ENTRIES SUPPLIED ->
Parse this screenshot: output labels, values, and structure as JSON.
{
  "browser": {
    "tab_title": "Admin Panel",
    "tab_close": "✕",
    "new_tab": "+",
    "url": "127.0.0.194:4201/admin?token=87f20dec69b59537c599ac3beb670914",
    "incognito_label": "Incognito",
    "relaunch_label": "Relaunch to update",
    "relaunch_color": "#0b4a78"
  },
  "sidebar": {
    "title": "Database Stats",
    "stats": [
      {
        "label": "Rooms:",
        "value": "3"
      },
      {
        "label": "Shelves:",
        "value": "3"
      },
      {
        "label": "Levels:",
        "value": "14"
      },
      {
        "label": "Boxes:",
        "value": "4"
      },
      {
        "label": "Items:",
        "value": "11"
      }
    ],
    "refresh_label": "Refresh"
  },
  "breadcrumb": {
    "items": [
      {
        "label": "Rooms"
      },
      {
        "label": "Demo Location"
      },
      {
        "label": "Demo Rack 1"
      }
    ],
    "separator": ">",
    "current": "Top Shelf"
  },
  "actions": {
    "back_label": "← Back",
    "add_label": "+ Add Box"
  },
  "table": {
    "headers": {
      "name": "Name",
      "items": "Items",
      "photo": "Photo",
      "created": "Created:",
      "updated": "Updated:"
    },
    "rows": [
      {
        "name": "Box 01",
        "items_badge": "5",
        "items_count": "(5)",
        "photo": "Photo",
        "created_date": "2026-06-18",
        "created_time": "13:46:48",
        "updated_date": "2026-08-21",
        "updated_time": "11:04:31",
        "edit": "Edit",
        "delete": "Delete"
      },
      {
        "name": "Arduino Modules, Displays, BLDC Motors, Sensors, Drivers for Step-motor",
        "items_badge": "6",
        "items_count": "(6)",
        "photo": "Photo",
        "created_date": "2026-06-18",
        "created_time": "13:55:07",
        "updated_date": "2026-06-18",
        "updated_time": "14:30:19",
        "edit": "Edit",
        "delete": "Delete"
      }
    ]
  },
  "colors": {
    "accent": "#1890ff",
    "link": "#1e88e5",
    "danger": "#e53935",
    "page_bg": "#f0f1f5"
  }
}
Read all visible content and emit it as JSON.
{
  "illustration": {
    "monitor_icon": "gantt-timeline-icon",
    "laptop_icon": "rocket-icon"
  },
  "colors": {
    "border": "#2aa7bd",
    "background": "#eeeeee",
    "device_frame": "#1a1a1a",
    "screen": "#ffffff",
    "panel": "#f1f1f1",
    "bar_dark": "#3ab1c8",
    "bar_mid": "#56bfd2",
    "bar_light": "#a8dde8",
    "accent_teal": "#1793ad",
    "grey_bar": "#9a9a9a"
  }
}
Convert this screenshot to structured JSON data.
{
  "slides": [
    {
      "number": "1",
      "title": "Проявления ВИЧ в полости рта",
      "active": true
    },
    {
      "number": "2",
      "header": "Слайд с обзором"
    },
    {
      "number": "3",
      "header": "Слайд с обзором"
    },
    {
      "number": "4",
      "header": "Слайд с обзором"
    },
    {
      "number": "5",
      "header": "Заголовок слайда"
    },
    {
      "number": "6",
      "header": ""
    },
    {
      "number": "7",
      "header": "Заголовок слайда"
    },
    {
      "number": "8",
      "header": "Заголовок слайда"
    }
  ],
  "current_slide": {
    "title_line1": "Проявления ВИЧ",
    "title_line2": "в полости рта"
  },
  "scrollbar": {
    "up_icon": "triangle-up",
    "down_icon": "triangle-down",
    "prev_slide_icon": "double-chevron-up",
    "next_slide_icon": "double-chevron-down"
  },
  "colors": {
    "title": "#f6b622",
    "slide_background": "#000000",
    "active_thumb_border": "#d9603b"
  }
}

THE PROBLEM -> Write every record out again, unaltered.

COMPLETED TASK ->
Parse this screenshot: output labels, values, and structure as JSON.
{
  "browser": {
    "tab_title": "Admin Panel",
    "tab_close": "✕",
    "new_tab": "+",
    "url": "127.0.0.194:4201/admin?token=87f20dec69b59537c599ac3beb670914",
    "incognito_label": "Incognito",
    "relaunch_label": "Relaunch to update",
    "relaunch_color": "#0b4a78"
  },
  "sidebar": {
    "title": "Database Stats",
    "stats": [
      {
        "label": "Rooms:",
        "value": "3"
      },
      {
        "label": "Shelves:",
        "value": "3"
      },
      {
        "label": "Levels:",
        "value": "14"
      },
      {
        "label": "Boxes:",
        "value": "4"
      },
      {
        "label": "Items:",
        "value": "11"
      }
    ],
    "refresh_label": "Refresh"
  },
  "breadcrumb": {
    "items": [
      {
        "label": "Rooms"
      },
      {
        "label": "Demo Location"
      },
      {
        "label": "Demo Rack 1"
      }
    ],
    "separator": ">",
    "current": "Top Shelf"
  },
  "actions": {
    "back_label": "← Back",
    "add_label": "+ Add Box"
  },
  "table": {
    "headers": {
      "name": "Name",
      "items": "Items",
      "photo": "Photo",
      "created": "Created:",
      "updated": "Updated:"
    },
    "rows": [
      {
        "name": "Box 01",
        "items_badge": "5",
        "items_count": "(5)",
        "photo": "Photo",
        "created_date": "2026-06-18",
        "created_time": "13:46:48",
        "updated_date": "2026-08-21",
        "updated_time": "11:04:31",
        "edit": "Edit",
        "delete": "Delete"
      },
      {
        "name": "Arduino Modules, Displays, BLDC Motors, Sensors, Drivers for Step-motor",
        "items_badge": "6",
        "items_count": "(6)",
        "photo": "Photo",
        "created_date": "2026-06-18",
        "created_time": "13:55:07",
        "updated_date": "2026-06-18",
        "updated_time": "14:30:19",
        "edit": "Edit",
        "delete": "Delete"
      }
    ]
  },
  "colors": {
    "accent": "#1890ff",
    "link": "#1e88e5",
    "danger": "#e53935",
    "page_bg": "#f0f1f5"
  }
}
Read all visible content and emit it as JSON.
{
  "illustration": {
    "monitor_icon": "gantt-timeline-icon",
    "laptop_icon": "rocket-icon"
  },
  "colors": {
    "border": "#2aa7bd",
    "background": "#eeeeee",
    "device_frame": "#1a1a1a",
    "screen": "#ffffff",
    "panel": "#f1f1f1",
    "bar_dark": "#3ab1c8",
    "bar_mid": "#56bfd2",
    "bar_light": "#a8dde8",
    "accent_teal": "#1793ad",
    "grey_bar": "#9a9a9a"
  }
}
Convert this screenshot to structured JSON data.
{
  "slides": [
    {
      "number": "1",
      "title": "Проявления ВИЧ в полости рта",
      "active": true
    },
    {
      "number": "2",
      "header": "Слайд с обзором"
    },
    {
      "number": "3",
      "header": "Слайд с обзором"
    },
    {
      "number": "4",
      "header": "Слайд с обзором"
    },
    {
      "number": "5",
      "header": "Заголовок слайда"
    },
    {
      "number": "6",
      "header": ""
    },
    {
      "number": "7",
      "header": "Заголовок слайда"
    },
    {
      "number": "8",
      "header": "Заголовок слайда"
    }
  ],
  "current_slide": {
    "title_line1": "Проявления ВИЧ",
    "title_line2": "в полости рта"
  },
  "scrollbar": {
    "up_icon": "triangle-up",
    "down_icon": "triangle-down",
    "prev_slide_icon": "double-chevron-up",
    "next_slide_icon": "double-chevron-down"
  },
  "colors": {
    "title": "#f6b622",
    "slide_background": "#000000",
    "active_thumb_border": "#d9603b"
  }
}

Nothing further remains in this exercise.